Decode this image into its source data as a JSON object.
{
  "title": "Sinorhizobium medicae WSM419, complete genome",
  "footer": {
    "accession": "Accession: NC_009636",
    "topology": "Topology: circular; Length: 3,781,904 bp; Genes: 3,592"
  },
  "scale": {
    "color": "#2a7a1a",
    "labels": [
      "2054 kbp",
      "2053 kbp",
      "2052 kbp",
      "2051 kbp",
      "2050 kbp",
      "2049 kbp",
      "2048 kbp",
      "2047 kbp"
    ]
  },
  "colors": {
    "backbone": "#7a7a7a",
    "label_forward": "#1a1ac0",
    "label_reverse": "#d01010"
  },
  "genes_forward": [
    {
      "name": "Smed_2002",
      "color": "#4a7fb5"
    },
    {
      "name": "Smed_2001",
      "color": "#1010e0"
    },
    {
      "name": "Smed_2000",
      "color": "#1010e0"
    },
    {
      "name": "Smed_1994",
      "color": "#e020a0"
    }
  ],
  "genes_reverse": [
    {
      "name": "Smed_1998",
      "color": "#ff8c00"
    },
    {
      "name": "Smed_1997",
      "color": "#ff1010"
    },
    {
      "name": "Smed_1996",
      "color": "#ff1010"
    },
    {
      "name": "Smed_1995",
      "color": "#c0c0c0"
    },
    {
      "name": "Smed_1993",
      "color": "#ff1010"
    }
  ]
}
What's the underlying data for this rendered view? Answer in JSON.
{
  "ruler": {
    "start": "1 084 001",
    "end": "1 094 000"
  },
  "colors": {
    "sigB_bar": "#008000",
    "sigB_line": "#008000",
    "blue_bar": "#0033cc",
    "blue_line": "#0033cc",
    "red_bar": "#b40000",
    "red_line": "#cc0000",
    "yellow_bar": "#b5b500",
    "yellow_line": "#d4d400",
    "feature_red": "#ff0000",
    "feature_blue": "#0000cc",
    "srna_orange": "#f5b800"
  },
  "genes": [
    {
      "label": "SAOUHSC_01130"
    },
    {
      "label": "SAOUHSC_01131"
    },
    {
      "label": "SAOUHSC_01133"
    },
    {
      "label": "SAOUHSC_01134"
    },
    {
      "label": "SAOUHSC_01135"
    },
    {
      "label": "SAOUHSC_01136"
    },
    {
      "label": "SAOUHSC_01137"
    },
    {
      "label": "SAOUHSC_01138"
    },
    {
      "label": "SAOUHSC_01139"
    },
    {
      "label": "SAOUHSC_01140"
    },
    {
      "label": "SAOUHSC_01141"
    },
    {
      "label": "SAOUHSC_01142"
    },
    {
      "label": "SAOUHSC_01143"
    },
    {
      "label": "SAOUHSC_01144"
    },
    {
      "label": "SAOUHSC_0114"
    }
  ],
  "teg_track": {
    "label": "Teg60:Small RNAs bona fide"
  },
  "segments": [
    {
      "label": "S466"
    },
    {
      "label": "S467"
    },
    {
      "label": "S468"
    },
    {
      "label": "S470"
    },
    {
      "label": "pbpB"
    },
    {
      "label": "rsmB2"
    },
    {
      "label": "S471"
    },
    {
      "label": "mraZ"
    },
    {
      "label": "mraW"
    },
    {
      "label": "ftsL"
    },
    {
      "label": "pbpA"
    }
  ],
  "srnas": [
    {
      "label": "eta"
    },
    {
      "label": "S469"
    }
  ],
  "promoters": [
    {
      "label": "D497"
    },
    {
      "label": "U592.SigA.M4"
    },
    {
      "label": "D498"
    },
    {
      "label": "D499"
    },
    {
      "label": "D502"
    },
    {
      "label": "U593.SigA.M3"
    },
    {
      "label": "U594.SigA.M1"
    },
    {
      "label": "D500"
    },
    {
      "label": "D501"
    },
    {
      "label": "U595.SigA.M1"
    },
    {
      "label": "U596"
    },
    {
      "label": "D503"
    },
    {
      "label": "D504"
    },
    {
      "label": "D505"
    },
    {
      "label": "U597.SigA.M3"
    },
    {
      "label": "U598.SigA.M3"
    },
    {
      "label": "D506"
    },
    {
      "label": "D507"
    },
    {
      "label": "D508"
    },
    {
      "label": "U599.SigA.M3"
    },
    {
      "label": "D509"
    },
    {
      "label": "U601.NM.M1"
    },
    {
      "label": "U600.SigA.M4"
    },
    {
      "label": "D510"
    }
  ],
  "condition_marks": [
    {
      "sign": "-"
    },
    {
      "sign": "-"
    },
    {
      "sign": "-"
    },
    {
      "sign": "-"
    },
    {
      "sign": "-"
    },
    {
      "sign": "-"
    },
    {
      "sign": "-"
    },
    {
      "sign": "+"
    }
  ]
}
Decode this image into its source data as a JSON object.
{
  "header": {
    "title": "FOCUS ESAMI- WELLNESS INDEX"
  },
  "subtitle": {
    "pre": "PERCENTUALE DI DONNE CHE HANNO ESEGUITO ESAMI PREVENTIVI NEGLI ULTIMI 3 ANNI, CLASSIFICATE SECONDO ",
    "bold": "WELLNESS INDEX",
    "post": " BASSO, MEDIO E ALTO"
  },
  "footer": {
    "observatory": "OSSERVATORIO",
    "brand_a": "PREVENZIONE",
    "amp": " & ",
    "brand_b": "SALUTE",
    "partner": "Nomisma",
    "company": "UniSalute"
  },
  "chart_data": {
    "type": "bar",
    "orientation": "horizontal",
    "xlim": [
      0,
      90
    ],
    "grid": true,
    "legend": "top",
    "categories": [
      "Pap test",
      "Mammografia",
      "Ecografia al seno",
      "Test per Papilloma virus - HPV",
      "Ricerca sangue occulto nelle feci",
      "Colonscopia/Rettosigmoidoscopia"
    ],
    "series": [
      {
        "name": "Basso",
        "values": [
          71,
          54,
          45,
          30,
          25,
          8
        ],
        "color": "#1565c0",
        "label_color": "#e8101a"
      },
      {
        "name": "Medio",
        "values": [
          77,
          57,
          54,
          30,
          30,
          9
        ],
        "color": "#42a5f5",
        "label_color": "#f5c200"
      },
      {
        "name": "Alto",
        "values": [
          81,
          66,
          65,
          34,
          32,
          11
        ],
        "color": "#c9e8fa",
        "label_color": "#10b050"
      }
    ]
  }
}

- _TASK DIRECTIONS_
With every line intact, print the records above again.

- _TASK SOLUTION_
Decode this image into its source data as a JSON object.
{
  "title": "Sinorhizobium medicae WSM419, complete genome",
  "footer": {
    "accession": "Accession: NC_009636",
    "topology": "Topology: circular; Length: 3,781,904 bp; Genes: 3,592"
  },
  "scale": {
    "color": "#2a7a1a",
    "labels": [
      "2054 kbp",
      "2053 kbp",
      "2052 kbp",
      "2051 kbp",
      "2050 kbp",
      "2049 kbp",
      "2048 kbp",
      "2047 kbp"
    ]
  },
  "colors": {
    "backbone": "#7a7a7a",
    "label_forward": "#1a1ac0",
    "label_reverse": "#d01010"
  },
  "genes_forward": [
    {
      "name": "Smed_2002",
      "color": "#4a7fb5"
    },
    {
      "name": "Smed_2001",
      "color": "#1010e0"
    },
    {
      "name": "Smed_2000",
      "color": "#1010e0"
    },
    {
      "name": "Smed_1994",
      "color": "#e020a0"
    }
  ],
  "genes_reverse": [
    {
      "name": "Smed_1998",
      "color": "#ff8c00"
    },
    {
      "name": "Smed_1997",
      "color": "#ff1010"
    },
    {
      "name": "Smed_1996",
      "color": "#ff1010"
    },
    {
      "name": "Smed_1995",
      "color": "#c0c0c0"
    },
    {
      "name": "Smed_1993",
      "color": "#ff1010"
    }
  ]
}
What's the underlying data for this rendered view? Answer in JSON.
{
  "ruler": {
    "start": "1 084 001",
    "end": "1 094 000"
  },
  "colors": {
    "sigB_bar": "#008000",
    "sigB_line": "#008000",
    "blue_bar": "#0033cc",
    "blue_line": "#0033cc",
    "red_bar": "#b40000",
    "red_line": "#cc0000",
    "yellow_bar": "#b5b500",
    "yellow_line": "#d4d400",
    "feature_red": "#ff0000",
    "feature_blue": "#0000cc",
    "srna_orange": "#f5b800"
  },
  "genes": [
    {
      "label": "SAOUHSC_01130"
    },
    {
      "label": "SAOUHSC_01131"
    },
    {
      "label": "SAOUHSC_01133"
    },
    {
      "label": "SAOUHSC_01134"
    },
    {
      "label": "SAOUHSC_01135"
    },
    {
      "label": "SAOUHSC_01136"
    },
    {
      "label": "SAOUHSC_01137"
    },
    {
      "label": "SAOUHSC_01138"
    },
    {
      "label": "SAOUHSC_01139"
    },
    {
      "label": "SAOUHSC_01140"
    },
    {
      "label": "SAOUHSC_01141"
    },
    {
      "label": "SAOUHSC_01142"
    },
    {
      "label": "SAOUHSC_01143"
    },
    {
      "label": "SAOUHSC_01144"
    },
    {
      "label": "SAOUHSC_0114"
    }
  ],
  "teg_track": {
    "label": "Teg60:Small RNAs bona fide"
  },
  "segments": [
    {
      "label": "S466"
    },
    {
      "label": "S467"
    },
    {
      "label": "S468"
    },
    {
      "label": "S470"
    },
    {
      "label": "pbpB"
    },
    {
      "label": "rsmB2"
    },
    {
      "label": "S471"
    },
    {
      "label": "mraZ"
    },
    {
      "label": "mraW"
    },
    {
      "label": "ftsL"
    },
    {
      "label": "pbpA"
    }
  ],
  "srnas": [
    {
      "label": "eta"
    },
    {
      "label": "S469"
    }
  ],
  "promoters": [
    {
      "label": "D497"
    },
    {
      "label": "U592.SigA.M4"
    },
    {
      "label": "D498"
    },
    {
      "label": "D499"
    },
    {
      "label": "D502"
    },
    {
      "label": "U593.SigA.M3"
    },
    {
      "label": "U594.SigA.M1"
    },
    {
      "label": "D500"
    },
    {
      "label": "D501"
    },
    {
      "label": "U595.SigA.M1"
    },
    {
      "label": "U596"
    },
    {
      "label": "D503"
    },
    {
      "label": "D504"
    },
    {
      "label": "D505"
    },
    {
      "label": "U597.SigA.M3"
    },
    {
      "label": "U598.SigA.M3"
    },
    {
      "label": "D506"
    },
    {
      "label": "D507"
    },
    {
      "label": "D508"
    },
    {
      "label": "U599.SigA.M3"
    },
    {
      "label": "D509"
    },
    {
      "label": "U601.NM.M1"
    },
    {
      "label": "U600.SigA.M4"
    },
    {
      "label": "D510"
    }
  ],
  "condition_marks": [
    {
      "sign": "-"
    },
    {
      "sign": "-"
    },
    {
      "sign": "-"
    },
    {
      "sign": "-"
    },
    {
      "sign": "-"
    },
    {
      "sign": "-"
    },
    {
      "sign": "-"
    },
    {
      "sign": "+"
    }
  ]
}
Decode this image into its source data as a JSON object.
{
  "header": {
    "title": "FOCUS ESAMI- WELLNESS INDEX"
  },
  "subtitle": {
    "pre": "PERCENTUALE DI DONNE CHE HANNO ESEGUITO ESAMI PREVENTIVI NEGLI ULTIMI 3 ANNI, CLASSIFICATE SECONDO ",
    "bold": "WELLNESS INDEX",
    "post": " BASSO, MEDIO E ALTO"
  },
  "footer": {
    "observatory": "OSSERVATORIO",
    "brand_a": "PREVENZIONE",
    "amp": " & ",
    "brand_b": "SALUTE",
    "partner": "Nomisma",
    "company": "UniSalute"
  },
  "chart_data": {
    "type": "bar",
    "orientation": "horizontal",
    "xlim": [
      0,
      90
    ],
    "grid": true,
    "legend": "top",
    "categories": [
      "Pap test",
      "Mammografia",
      "Ecografia al seno",
      "Test per Papilloma virus - HPV",
      "Ricerca sangue occulto nelle feci",
      "Colonscopia/Rettosigmoidoscopia"
    ],
    "series": [
      {
        "name": "Basso",
        "values": [
          71,
          54,
          45,
          30,
          25,
          8
        ],
        "color": "#1565c0",
        "label_color": "#e8101a"
      },
      {
        "name": "Medio",
        "values": [
          77,
          57,
          54,
          30,
          30,
          9
        ],
        "color": "#42a5f5",
        "label_color": "#f5c200"
      },
      {
        "name": "Alto",
        "values": [
          81,
          66,
          65,
          34,
          32,
          11
        ],
        "color": "#c9e8fa",
        "label_color": "#10b050"
      }
    ]
  }
}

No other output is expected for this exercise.